TEXT: Begin

Implantable medical devices have revolutionized medicine. Each year, millions of medical devices are implanted into patients leading to significant improvements in quality of life. For example, joint arthroplasty enables patients with severe osteoarthritis to return to an active lifestyle with minimal pain [1]. Cochlear implants provide patients with irreversible sensorineural hearing loss the ability to recognize speech and participate normally in social interactions [2]. However, all implantable devices suffer from complications. One problem that is ubiquitous to essentially all implantable devices, regardless of the synthetic or biologic nature of the device, is the foreign body response (FBR), the body’s normal response to a foreign material. While many medical devices that are currently implanted into humans function despite a FBR, this response has been linked to reported asceptic implant failures [35]. These failures have the potential to be devastating and create a significant burden on the healthcare system [6,7]. Moreover, advancements of new and more complex devices are hampered by the presence of a FBR. For example, the formation of a fibrous capsule can disrupt communication between host and device, which is important for the function of devices such as glucose sensors [8], islet transplantation [9], and tissue engineering scaffolds [10]. The FBR represents a formidable challenge to current and future implantable medical devices.

The FBR is characterized by chronic inflammation accompanied by the formation of a dense, avascular fibrous capsule [11,12]. The FBR begins with non-specific protein adsorption to the surface of the implant followed by the recruitment of inflammatory cells. The latter occurs as part of the initial injury response where neutrophils arrive first, but are soon replaced by long-lived macrophages, the orchestrators of the FBR. Macrophages recognize the implant as foreign through the adsorbed protein layer. Due to the implant size (i.e., much larger than foreign microorganisms), macrophages are unable to phagocytose the material and eventually fuse into foreign body giant cells (FBGCs). Concurrently, the FBR transitions to fibrous encapsulation, the hallmark of the FBR. Macrophages remain at the implant surface for the lifetime of the implant encased within the fibrous capsule and maintain low grade chronic inflammation. These events can have a detrimental impact on implanted medical devices. For example, long-term exposure to chronic inflammation induces corrosion or degradation of otherwise highly stable biomaterials [3,13]. Continuous exposure to inflammatory cytokines can negatively impact living cells within biomaterials that are implanted for islet transplantation or tissue engineering [14]. The fibrous capsule, which typically forms within three to four weeks after implantation, acts as an impenetrable wall to prevent communication between device and host tissue. Depending on the device, chronic inflammation and/or fibrous encapsulation can adversely affect the function of implantable medical devices.

TEXT: End
EXERCISE DATA: Begin

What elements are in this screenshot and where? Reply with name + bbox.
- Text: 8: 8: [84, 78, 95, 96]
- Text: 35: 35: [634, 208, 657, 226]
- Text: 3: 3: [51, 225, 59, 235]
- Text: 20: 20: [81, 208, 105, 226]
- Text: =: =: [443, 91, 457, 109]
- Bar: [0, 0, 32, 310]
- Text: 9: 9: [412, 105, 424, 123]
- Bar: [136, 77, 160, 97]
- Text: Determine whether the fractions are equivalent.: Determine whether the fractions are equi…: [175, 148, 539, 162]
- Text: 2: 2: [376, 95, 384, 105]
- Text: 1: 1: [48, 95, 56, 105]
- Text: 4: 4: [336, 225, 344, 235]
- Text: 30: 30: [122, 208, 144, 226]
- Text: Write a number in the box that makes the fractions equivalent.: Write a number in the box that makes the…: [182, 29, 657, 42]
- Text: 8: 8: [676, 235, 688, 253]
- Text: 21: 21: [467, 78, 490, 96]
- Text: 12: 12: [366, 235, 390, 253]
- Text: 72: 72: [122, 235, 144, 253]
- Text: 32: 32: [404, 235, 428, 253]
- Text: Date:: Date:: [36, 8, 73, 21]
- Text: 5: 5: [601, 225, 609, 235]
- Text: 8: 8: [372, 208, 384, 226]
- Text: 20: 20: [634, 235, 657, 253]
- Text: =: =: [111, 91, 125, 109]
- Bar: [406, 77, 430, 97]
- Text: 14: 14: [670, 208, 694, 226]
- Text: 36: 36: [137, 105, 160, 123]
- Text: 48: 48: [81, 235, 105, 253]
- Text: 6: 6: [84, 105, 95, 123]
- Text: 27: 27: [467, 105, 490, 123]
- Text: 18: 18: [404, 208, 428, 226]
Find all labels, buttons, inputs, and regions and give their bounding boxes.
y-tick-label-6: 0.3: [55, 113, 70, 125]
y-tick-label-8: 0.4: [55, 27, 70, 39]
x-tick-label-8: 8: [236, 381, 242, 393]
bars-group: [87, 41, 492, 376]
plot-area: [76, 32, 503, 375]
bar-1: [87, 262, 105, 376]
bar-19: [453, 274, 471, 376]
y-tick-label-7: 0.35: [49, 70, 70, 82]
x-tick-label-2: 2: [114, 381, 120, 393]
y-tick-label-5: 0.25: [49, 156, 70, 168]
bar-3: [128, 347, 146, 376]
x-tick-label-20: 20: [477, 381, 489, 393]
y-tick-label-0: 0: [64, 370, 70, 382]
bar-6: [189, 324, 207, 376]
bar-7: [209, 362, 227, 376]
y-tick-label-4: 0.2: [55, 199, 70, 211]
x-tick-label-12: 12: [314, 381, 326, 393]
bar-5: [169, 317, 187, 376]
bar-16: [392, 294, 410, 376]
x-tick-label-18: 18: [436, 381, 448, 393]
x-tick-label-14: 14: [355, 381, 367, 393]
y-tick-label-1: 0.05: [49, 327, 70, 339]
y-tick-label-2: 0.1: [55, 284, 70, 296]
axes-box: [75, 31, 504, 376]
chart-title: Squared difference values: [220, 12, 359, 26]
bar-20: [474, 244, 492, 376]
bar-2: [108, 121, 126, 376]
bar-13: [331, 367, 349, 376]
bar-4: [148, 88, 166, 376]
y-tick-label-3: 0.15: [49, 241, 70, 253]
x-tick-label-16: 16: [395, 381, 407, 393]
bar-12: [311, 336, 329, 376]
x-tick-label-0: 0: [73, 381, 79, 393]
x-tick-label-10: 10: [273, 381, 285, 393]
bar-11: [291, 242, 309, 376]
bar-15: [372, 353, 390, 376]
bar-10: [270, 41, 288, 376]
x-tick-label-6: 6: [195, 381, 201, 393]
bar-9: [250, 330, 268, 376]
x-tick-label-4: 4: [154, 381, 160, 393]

EXERCISE DATA: End

*WHAT YOU WILL DO*.
Using the foreign body response text, answer these questions:
1. Cochlear implants serve patients with what kind of hearing loss?
2. Which inflammatory cells reach the implant first?
3. How soon after implantation does the fibrous capsule typically form?

*SOLVED PROBLEM*.
1. Irreversible sensorineural hearing loss.
2. Neutrophils.
3. Within three to four weeks.